:: RECORDED INFORMATION ::
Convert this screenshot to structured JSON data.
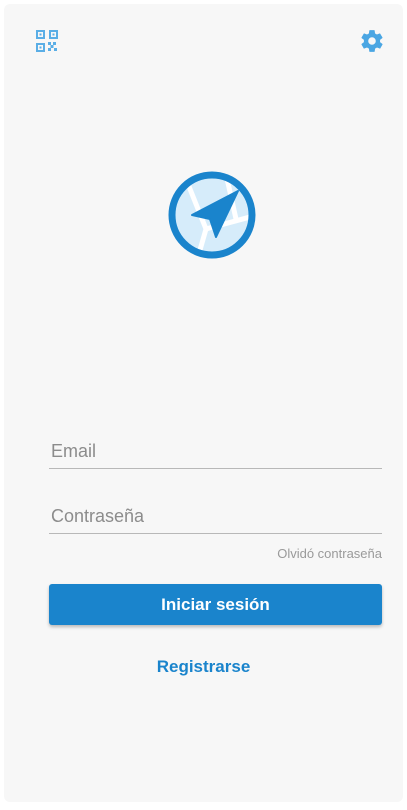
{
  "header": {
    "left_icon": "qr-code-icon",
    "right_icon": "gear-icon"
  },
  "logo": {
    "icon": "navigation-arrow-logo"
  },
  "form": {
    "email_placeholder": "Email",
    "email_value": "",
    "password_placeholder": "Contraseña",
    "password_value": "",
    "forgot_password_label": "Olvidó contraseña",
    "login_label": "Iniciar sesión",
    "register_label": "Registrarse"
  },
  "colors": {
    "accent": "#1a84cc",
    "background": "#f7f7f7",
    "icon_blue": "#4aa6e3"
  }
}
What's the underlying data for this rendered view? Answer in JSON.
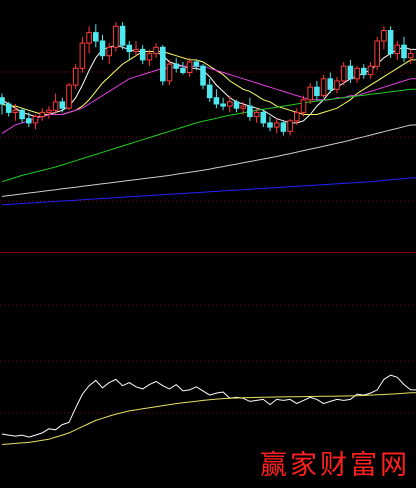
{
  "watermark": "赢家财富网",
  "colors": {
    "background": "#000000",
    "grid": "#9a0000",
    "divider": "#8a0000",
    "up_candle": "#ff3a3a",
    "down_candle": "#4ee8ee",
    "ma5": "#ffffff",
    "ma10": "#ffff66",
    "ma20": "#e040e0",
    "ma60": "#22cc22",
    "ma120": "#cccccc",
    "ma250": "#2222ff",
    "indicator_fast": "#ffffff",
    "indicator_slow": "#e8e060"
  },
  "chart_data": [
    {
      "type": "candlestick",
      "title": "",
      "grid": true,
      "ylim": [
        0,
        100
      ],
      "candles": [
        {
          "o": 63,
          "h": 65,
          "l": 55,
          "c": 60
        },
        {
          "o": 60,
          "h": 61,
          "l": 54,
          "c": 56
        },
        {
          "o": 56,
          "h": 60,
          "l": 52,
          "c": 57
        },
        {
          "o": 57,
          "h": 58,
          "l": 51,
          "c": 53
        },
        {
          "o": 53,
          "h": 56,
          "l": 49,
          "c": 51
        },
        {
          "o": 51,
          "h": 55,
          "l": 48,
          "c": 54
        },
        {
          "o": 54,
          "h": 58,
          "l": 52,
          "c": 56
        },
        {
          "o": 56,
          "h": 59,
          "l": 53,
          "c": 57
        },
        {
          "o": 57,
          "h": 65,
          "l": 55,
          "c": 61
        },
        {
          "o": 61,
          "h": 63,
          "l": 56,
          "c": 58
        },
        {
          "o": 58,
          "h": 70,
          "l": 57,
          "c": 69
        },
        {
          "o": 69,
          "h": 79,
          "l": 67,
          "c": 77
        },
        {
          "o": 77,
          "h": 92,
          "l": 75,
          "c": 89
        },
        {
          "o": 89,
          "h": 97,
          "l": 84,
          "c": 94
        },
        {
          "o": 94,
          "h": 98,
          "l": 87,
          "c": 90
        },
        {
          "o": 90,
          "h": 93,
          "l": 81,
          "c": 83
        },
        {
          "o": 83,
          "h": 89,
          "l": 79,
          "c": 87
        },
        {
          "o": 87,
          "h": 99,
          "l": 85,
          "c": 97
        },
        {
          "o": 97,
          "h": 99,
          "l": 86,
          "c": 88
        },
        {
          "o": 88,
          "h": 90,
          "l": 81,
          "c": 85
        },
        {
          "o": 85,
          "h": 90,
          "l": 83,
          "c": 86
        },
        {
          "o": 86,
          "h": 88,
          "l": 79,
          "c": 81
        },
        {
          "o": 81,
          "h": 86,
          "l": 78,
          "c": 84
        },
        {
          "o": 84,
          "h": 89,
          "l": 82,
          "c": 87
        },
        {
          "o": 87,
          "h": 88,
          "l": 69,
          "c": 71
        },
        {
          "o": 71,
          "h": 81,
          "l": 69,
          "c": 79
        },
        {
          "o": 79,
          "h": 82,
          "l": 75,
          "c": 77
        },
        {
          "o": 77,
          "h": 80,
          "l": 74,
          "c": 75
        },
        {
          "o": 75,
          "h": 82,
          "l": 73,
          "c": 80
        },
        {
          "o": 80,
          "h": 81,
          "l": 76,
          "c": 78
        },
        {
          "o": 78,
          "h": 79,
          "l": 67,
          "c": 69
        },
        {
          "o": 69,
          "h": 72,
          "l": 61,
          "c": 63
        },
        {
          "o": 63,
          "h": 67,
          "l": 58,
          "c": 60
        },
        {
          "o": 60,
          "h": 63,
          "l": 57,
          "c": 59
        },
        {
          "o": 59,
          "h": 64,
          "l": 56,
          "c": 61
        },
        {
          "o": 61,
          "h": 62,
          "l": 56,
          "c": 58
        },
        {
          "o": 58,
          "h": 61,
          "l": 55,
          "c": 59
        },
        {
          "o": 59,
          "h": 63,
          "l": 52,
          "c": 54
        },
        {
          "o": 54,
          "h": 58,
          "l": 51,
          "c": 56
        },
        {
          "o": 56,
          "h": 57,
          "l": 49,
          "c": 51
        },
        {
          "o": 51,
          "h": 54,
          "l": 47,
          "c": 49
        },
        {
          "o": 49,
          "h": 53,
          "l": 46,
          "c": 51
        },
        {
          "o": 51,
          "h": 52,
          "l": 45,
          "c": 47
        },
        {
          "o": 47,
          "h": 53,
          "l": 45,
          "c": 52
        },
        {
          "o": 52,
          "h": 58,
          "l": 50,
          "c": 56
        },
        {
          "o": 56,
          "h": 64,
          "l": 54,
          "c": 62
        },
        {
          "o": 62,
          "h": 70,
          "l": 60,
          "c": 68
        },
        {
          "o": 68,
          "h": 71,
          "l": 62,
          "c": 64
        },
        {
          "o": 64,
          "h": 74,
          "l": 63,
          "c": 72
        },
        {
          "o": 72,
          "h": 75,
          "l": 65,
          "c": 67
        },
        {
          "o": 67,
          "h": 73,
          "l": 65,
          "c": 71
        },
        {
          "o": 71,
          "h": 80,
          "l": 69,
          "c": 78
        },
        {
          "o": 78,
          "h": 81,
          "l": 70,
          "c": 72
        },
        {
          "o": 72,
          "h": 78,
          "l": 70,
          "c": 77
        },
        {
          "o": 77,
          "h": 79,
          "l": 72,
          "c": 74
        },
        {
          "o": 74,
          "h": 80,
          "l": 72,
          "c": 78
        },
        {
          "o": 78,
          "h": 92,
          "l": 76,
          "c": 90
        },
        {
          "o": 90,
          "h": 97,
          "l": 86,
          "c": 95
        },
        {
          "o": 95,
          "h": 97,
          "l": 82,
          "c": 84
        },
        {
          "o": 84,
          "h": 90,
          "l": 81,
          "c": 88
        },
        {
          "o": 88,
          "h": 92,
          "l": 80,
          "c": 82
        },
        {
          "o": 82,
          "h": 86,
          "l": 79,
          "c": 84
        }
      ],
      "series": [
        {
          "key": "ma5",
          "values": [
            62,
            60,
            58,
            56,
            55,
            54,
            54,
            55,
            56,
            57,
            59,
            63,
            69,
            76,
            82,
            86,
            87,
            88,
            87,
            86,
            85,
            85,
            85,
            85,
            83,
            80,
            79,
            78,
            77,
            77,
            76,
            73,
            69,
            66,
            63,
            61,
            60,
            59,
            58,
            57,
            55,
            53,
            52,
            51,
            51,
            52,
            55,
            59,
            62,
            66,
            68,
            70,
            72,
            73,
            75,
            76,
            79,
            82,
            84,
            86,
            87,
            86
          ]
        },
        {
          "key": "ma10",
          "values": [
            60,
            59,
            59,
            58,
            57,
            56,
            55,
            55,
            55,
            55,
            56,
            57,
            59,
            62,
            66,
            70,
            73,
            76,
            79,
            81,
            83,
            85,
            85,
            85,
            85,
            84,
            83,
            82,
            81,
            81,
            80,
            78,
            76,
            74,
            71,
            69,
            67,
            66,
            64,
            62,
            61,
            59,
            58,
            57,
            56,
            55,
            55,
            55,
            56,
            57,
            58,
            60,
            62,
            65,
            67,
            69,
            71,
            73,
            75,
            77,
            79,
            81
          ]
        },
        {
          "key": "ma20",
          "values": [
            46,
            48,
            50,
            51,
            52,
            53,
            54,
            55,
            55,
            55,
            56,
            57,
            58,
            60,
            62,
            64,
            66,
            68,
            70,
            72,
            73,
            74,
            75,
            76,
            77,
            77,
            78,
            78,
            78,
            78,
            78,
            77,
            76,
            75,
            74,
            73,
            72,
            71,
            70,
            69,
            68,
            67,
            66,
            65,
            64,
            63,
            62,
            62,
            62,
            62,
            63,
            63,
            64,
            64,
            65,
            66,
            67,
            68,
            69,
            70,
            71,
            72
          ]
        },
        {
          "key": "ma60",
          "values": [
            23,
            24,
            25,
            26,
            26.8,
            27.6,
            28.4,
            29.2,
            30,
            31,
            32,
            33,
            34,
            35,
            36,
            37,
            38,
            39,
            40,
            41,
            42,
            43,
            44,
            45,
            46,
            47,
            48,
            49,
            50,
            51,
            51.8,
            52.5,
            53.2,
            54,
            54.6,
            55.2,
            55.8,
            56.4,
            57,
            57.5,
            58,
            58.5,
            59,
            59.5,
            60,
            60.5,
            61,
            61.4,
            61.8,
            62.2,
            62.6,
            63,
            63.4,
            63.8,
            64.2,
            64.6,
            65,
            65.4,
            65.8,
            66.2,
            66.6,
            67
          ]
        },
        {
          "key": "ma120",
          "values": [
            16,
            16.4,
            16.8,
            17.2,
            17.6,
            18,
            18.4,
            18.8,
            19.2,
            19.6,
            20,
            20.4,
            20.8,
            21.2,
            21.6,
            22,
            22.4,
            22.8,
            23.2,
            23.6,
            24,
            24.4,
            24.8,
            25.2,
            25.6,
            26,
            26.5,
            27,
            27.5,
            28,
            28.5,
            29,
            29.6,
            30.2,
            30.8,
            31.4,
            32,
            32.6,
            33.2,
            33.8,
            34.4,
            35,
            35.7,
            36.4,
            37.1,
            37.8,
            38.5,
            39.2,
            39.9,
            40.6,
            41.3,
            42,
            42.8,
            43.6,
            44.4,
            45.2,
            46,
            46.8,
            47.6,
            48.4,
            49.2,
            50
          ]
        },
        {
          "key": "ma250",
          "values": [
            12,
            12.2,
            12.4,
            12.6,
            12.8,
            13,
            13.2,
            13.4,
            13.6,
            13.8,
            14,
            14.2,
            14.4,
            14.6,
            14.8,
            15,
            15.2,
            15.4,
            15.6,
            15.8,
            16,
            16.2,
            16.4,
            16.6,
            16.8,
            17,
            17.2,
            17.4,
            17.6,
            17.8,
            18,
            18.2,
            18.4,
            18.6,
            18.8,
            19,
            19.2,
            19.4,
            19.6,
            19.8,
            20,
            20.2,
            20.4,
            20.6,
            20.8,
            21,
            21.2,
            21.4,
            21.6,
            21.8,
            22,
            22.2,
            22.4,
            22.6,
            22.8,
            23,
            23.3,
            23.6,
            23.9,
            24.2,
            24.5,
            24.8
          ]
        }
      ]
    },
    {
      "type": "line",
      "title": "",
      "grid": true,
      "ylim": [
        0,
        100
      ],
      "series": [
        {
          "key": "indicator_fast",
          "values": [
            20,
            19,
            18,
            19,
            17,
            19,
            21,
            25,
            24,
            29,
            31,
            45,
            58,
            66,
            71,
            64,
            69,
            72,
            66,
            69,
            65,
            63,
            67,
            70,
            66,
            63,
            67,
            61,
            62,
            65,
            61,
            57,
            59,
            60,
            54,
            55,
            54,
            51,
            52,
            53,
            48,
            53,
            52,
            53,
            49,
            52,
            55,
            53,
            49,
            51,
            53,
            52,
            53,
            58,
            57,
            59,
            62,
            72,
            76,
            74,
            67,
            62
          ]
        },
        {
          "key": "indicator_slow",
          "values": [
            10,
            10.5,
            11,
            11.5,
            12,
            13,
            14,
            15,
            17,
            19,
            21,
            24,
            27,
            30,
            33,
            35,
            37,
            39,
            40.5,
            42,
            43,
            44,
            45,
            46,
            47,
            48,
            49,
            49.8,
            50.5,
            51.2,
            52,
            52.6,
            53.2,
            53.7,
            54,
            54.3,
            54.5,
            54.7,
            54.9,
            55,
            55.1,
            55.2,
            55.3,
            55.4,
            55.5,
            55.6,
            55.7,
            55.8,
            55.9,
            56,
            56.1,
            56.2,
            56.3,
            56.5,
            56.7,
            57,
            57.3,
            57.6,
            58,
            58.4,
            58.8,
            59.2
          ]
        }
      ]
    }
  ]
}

:: WRITTEN INSTRUCTION ::
Gather each line from the entries above that includes the word "background".

:: EXERCISE SOLUTION ::
    "background": "#f7f7f7",
    "background": "#000000",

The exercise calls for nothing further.